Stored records
╔══

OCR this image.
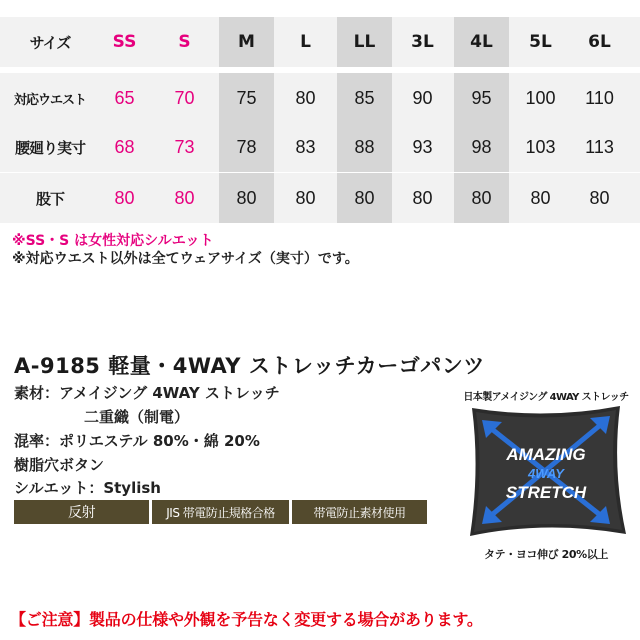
サイズ	SS	S	M	L	LL	3L	4L	5L	6L
対応ウエスト	65	70	75	80	85	90	95	100	110
腰廻り実寸	68	73	78	83	88	93	98	103	113
股下	80	80	80	80	80	80	80	80	80
※SS・S は女性対応シルエット
※対応ウエスト以外は全てウェアサイズ（実寸）です。
A-9185 軽量・4WAY ストレッチカーゴパンツ
素材：アメイジング 4WAY ストレッチ
二重織（制電）
混率：ポリエステル 80%・綿 20%
樹脂穴ボタン
シルエット：Stylish
反射	JIS 帯電防止規格合格	帯電防止素材使用
日本製アメイジング 4WAY ストレッチ
AMAZING
4WAY
STRETCH
タテ・ヨコ伸び 20%以上
【ご注意】製品の仕様や外観を予告なく変更する場合があります。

╚══

# [WHAT TO DO]
Quote the data above in full, leaving out the pictures it holds.

# [EXERCISE SOLUTION]
OCR this image.
サイズ	SS	S	M	L	LL	3L	4L	5L	6L
対応ウエスト	65	70	75	80	85	90	95	100	110
腰廻り実寸	68	73	78	83	88	93	98	103	113
股下	80	80	80	80	80	80	80	80	80
※SS・S は女性対応シルエット
※対応ウエスト以外は全てウェアサイズ（実寸）です。
A-9185 軽量・4WAY ストレッチカーゴパンツ
素材：アメイジング 4WAY ストレッチ
二重織（制電）
混率：ポリエステル 80%・綿 20%
樹脂穴ボタン
シルエット：Stylish
反射	JIS 帯電防止規格合格	帯電防止素材使用
日本製アメイジング 4WAY ストレッチ
AMAZING
4WAY
STRETCH
タテ・ヨコ伸び 20%以上
【ご注意】製品の仕様や外観を予告なく変更する場合があります。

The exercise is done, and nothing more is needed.